EXERCISE INPUTS -
* begin *

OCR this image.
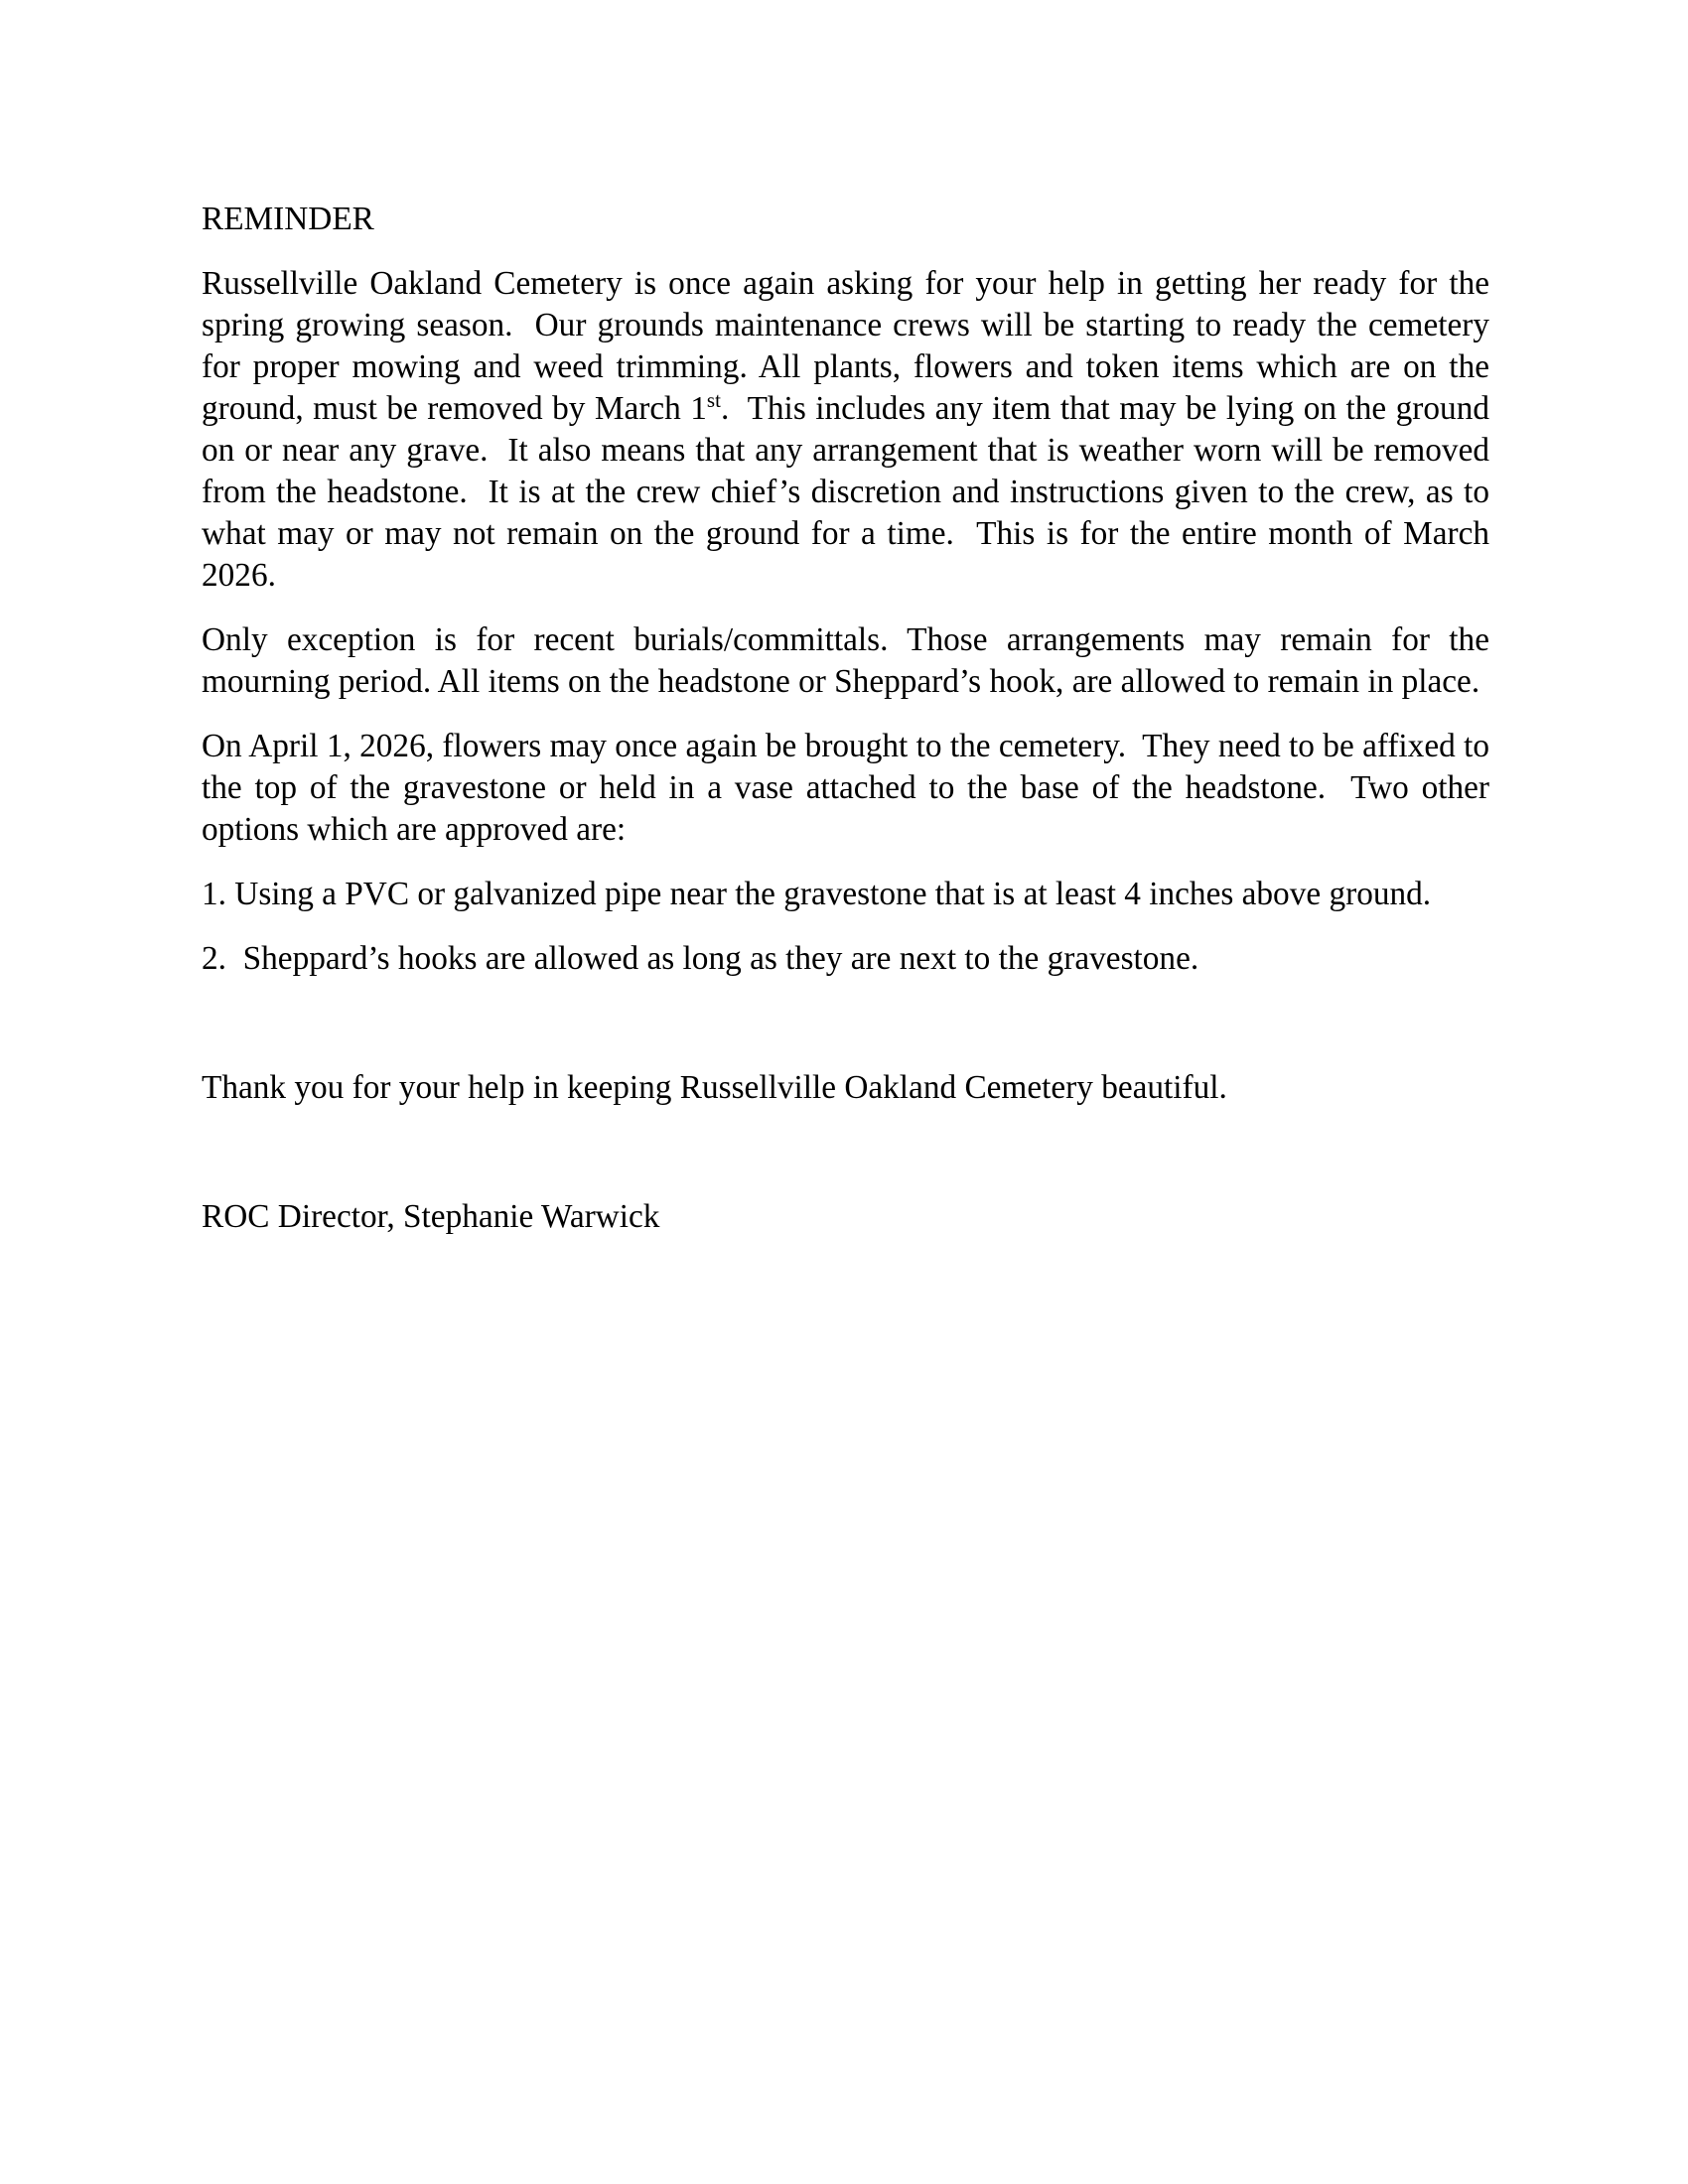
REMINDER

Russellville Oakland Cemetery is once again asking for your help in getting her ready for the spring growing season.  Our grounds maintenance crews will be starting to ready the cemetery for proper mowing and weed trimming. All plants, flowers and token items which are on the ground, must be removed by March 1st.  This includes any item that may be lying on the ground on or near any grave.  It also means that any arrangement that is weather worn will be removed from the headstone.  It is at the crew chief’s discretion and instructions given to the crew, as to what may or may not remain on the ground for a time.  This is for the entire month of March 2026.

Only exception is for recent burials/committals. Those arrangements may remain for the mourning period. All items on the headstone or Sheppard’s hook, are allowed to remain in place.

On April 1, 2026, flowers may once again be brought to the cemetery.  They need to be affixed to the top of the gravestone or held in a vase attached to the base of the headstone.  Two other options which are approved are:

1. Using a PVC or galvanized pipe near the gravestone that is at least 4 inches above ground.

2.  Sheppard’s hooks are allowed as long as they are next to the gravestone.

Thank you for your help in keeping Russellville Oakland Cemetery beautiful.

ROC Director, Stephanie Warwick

* end *
* begin *

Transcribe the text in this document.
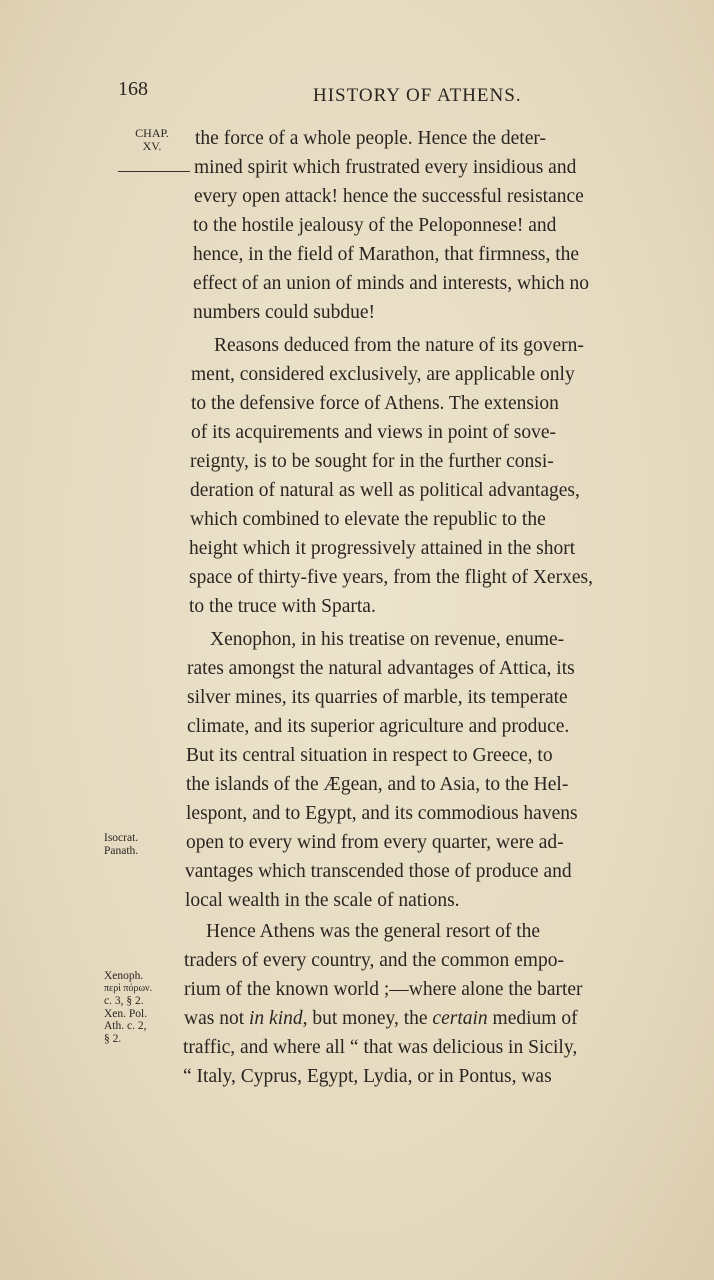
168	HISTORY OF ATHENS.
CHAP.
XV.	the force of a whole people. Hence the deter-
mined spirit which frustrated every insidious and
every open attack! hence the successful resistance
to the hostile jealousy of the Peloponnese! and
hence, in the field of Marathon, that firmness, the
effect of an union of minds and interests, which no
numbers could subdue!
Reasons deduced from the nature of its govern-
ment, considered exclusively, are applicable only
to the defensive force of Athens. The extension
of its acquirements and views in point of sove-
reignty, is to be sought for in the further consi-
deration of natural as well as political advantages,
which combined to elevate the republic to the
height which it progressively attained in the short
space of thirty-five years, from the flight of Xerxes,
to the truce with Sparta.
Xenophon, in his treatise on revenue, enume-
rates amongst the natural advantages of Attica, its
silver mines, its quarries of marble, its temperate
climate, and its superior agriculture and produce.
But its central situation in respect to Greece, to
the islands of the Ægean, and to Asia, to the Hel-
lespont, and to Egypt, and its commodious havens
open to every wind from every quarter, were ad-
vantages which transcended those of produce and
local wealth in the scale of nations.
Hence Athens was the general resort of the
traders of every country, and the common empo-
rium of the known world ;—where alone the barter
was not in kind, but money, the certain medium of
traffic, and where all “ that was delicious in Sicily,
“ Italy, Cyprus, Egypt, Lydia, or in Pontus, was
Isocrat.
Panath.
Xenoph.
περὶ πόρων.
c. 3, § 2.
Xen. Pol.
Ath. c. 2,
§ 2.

* end *
* begin *

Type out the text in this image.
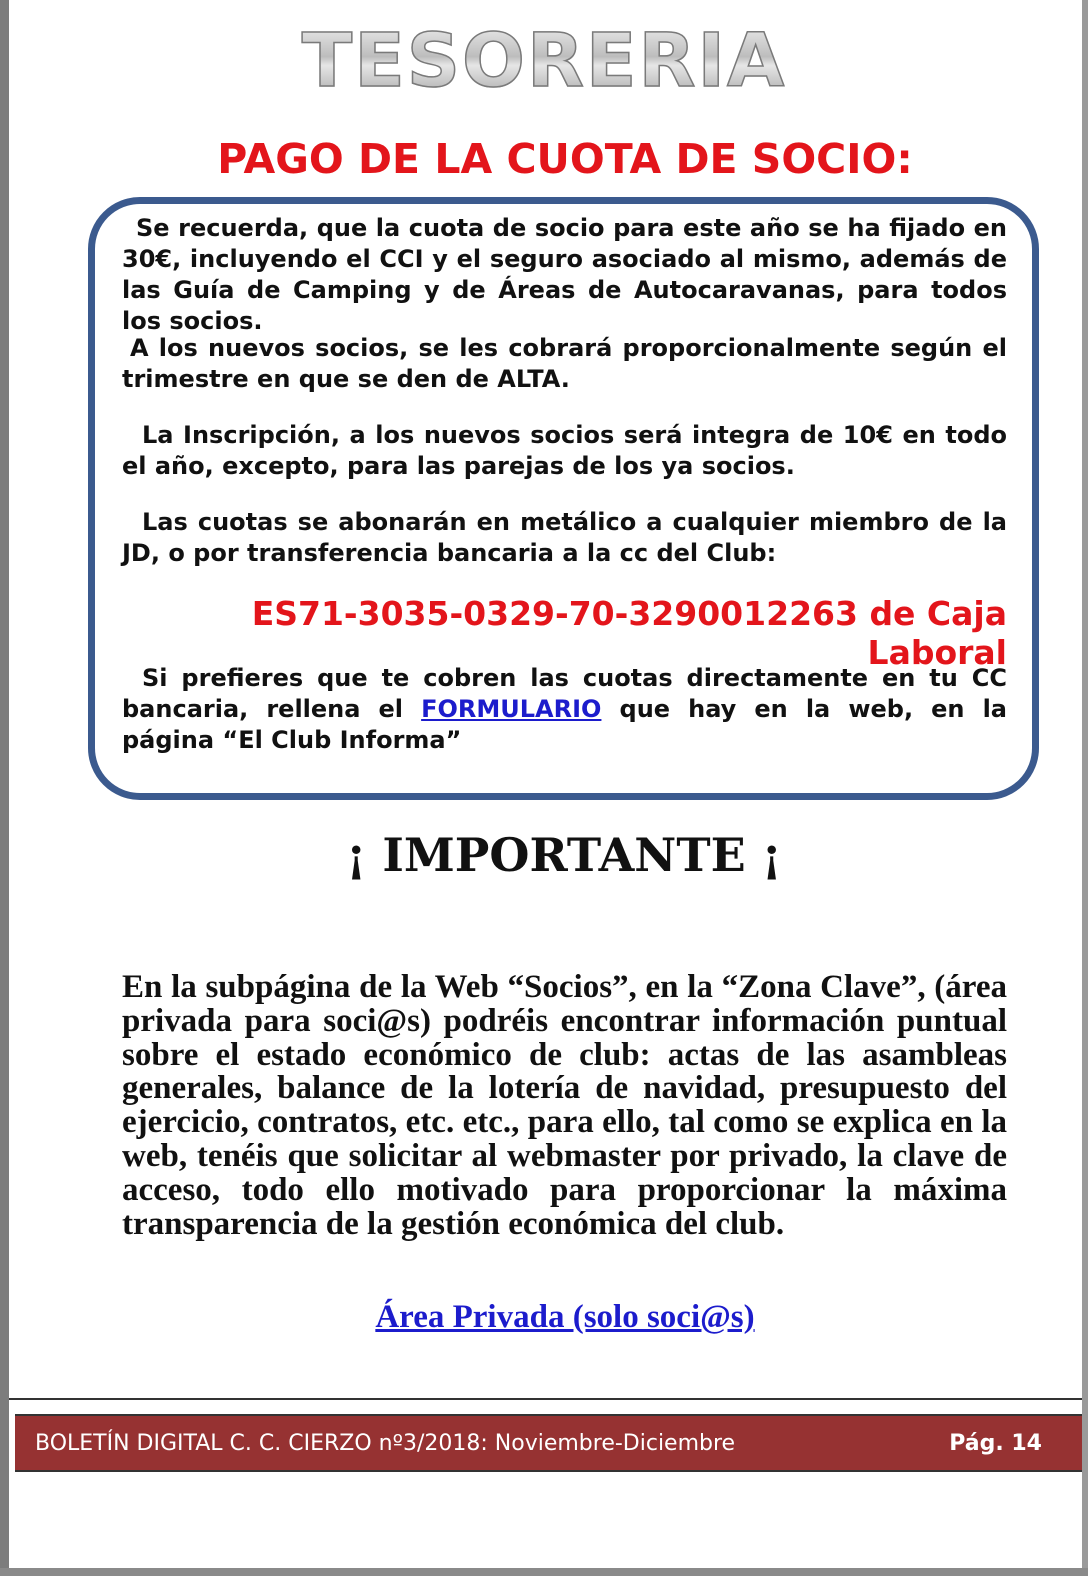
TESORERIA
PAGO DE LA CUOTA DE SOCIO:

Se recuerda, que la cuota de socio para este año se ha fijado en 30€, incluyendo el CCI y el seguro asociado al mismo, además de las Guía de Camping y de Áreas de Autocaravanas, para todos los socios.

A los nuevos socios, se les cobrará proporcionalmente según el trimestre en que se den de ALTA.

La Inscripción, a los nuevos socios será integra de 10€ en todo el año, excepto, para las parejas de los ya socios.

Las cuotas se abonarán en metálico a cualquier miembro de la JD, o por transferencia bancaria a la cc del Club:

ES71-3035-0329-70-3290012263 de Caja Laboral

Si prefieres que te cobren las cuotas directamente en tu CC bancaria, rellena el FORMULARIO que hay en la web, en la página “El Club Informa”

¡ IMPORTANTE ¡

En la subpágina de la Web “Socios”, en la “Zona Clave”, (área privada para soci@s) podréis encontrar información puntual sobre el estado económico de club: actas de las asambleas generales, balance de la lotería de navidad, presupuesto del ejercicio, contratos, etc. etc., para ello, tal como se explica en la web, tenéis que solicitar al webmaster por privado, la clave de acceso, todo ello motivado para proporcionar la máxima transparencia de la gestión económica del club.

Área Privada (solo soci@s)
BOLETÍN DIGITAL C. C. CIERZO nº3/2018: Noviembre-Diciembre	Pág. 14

* end *

WHAT YOU NEED TO DO - Copy out each line that contains the word "advantages".

EXERCISE ANSWER -
deration of natural as well as political advantages,
rates amongst the natural advantages of Attica, its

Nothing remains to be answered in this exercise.